TASK INPUT:

------------------------------------------------------------------------

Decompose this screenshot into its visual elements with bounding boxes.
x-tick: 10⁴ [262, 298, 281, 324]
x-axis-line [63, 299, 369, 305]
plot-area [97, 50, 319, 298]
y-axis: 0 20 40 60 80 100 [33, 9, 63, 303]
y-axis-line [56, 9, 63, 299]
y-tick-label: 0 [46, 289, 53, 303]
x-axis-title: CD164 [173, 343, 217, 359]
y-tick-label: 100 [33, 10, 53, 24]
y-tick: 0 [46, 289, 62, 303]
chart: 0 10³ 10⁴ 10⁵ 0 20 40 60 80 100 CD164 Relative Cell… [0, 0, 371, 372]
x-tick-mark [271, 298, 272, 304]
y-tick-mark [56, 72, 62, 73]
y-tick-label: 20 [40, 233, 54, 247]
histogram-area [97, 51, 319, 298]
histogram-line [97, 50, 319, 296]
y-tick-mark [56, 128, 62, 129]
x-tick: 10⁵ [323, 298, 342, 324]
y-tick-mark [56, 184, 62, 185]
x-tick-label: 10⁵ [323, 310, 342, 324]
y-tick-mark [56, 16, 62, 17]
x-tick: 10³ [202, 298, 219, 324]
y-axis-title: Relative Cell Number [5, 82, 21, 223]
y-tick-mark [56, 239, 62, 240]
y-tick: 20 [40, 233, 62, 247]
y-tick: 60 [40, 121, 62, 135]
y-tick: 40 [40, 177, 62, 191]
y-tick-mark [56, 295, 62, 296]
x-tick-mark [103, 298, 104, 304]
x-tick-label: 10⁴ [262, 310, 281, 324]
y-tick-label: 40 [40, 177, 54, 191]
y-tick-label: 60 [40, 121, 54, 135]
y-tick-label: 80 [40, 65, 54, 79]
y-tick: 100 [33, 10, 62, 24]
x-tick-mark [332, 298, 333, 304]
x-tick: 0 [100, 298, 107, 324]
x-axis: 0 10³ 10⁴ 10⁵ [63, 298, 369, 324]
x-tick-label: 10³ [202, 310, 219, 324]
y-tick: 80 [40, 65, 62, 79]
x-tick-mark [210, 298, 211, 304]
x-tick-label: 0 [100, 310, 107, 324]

------------------------------------------------------------------------

WHAT THE TASK ASKS: Repeat the listing above from its first line through the line containing "y-tick: 0 [46, 289, 62, 303]", with both of those lines included.

CORRECT RESULT:
Decompose this screenshot into its visual elements with bounding boxes.
x-tick: 10⁴ [262, 298, 281, 324]
x-axis-line [63, 299, 369, 305]
plot-area [97, 50, 319, 298]
y-axis: 0 20 40 60 80 100 [33, 9, 63, 303]
y-axis-line [56, 9, 63, 299]
y-tick-label: 0 [46, 289, 53, 303]
x-axis-title: CD164 [173, 343, 217, 359]
y-tick-label: 100 [33, 10, 53, 24]
y-tick: 0 [46, 289, 62, 303]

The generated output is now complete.